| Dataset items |
────
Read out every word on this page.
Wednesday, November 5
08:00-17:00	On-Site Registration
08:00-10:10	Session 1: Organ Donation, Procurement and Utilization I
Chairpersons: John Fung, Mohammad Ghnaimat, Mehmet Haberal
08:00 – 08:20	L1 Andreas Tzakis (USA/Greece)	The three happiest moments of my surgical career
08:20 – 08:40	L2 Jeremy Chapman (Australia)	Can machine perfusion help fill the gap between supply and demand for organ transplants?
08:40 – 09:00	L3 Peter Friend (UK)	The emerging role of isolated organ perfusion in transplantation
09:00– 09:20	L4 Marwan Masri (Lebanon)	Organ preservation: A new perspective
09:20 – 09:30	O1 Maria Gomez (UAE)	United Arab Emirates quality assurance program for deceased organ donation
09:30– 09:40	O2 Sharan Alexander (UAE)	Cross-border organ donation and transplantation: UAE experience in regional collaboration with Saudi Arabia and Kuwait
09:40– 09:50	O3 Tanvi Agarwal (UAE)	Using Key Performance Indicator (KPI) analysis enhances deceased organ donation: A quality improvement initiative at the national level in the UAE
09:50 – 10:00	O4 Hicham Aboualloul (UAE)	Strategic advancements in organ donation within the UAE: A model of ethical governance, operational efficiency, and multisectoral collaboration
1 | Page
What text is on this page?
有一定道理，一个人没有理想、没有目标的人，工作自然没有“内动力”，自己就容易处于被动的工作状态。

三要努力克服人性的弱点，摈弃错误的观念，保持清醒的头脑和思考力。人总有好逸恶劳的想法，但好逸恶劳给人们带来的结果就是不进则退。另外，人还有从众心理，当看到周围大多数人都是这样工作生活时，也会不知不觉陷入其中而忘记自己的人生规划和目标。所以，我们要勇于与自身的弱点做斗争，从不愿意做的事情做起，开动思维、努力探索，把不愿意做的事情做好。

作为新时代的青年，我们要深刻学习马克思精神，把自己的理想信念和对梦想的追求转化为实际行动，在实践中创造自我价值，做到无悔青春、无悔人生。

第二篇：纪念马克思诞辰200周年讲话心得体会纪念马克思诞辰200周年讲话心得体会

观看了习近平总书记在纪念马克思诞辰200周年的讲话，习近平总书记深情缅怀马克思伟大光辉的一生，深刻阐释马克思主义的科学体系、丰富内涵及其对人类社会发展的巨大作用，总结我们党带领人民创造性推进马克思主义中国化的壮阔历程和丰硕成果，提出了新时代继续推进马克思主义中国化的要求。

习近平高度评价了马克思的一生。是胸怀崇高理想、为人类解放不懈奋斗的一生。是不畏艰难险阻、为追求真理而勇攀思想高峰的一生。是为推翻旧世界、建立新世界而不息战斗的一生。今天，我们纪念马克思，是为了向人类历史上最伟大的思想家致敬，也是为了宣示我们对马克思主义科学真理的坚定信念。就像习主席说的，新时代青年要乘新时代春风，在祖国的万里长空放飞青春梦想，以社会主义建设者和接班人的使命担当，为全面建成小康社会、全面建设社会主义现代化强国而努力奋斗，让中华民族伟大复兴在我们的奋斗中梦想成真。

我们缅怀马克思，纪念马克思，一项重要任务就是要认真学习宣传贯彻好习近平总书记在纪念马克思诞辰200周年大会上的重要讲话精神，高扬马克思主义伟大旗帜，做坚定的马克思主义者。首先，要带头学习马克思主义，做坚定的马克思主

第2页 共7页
────
| Task description |
Could you quote the material above in full, exactly as it stands?

| Final answer |
Read out every word on this page.
Wednesday, November 5
08:00-17:00	On-Site Registration
08:00-10:10	Session 1: Organ Donation, Procurement and Utilization I
Chairpersons: John Fung, Mohammad Ghnaimat, Mehmet Haberal
08:00 – 08:20	L1 Andreas Tzakis (USA/Greece)	The three happiest moments of my surgical career
08:20 – 08:40	L2 Jeremy Chapman (Australia)	Can machine perfusion help fill the gap between supply and demand for organ transplants?
08:40 – 09:00	L3 Peter Friend (UK)	The emerging role of isolated organ perfusion in transplantation
09:00– 09:20	L4 Marwan Masri (Lebanon)	Organ preservation: A new perspective
09:20 – 09:30	O1 Maria Gomez (UAE)	United Arab Emirates quality assurance program for deceased organ donation
09:30– 09:40	O2 Sharan Alexander (UAE)	Cross-border organ donation and transplantation: UAE experience in regional collaboration with Saudi Arabia and Kuwait
09:40– 09:50	O3 Tanvi Agarwal (UAE)	Using Key Performance Indicator (KPI) analysis enhances deceased organ donation: A quality improvement initiative at the national level in the UAE
09:50 – 10:00	O4 Hicham Aboualloul (UAE)	Strategic advancements in organ donation within the UAE: A model of ethical governance, operational efficiency, and multisectoral collaboration
1 | Page
What text is on this page?
有一定道理，一个人没有理想、没有目标的人，工作自然没有“内动力”，自己就容易处于被动的工作状态。

三要努力克服人性的弱点，摈弃错误的观念，保持清醒的头脑和思考力。人总有好逸恶劳的想法，但好逸恶劳给人们带来的结果就是不进则退。另外，人还有从众心理，当看到周围大多数人都是这样工作生活时，也会不知不觉陷入其中而忘记自己的人生规划和目标。所以，我们要勇于与自身的弱点做斗争，从不愿意做的事情做起，开动思维、努力探索，把不愿意做的事情做好。

作为新时代的青年，我们要深刻学习马克思精神，把自己的理想信念和对梦想的追求转化为实际行动，在实践中创造自我价值，做到无悔青春、无悔人生。

第二篇：纪念马克思诞辰200周年讲话心得体会纪念马克思诞辰200周年讲话心得体会

观看了习近平总书记在纪念马克思诞辰200周年的讲话，习近平总书记深情缅怀马克思伟大光辉的一生，深刻阐释马克思主义的科学体系、丰富内涵及其对人类社会发展的巨大作用，总结我们党带领人民创造性推进马克思主义中国化的壮阔历程和丰硕成果，提出了新时代继续推进马克思主义中国化的要求。

习近平高度评价了马克思的一生。是胸怀崇高理想、为人类解放不懈奋斗的一生。是不畏艰难险阻、为追求真理而勇攀思想高峰的一生。是为推翻旧世界、建立新世界而不息战斗的一生。今天，我们纪念马克思，是为了向人类历史上最伟大的思想家致敬，也是为了宣示我们对马克思主义科学真理的坚定信念。就像习主席说的，新时代青年要乘新时代春风，在祖国的万里长空放飞青春梦想，以社会主义建设者和接班人的使命担当，为全面建成小康社会、全面建设社会主义现代化强国而努力奋斗，让中华民族伟大复兴在我们的奋斗中梦想成真。

我们缅怀马克思，纪念马克思，一项重要任务就是要认真学习宣传贯彻好习近平总书记在纪念马克思诞辰200周年大会上的重要讲话精神，高扬马克思主义伟大旗帜，做坚定的马克思主义者。首先，要带头学习马克思主义，做坚定的马克思主

第2页 共7页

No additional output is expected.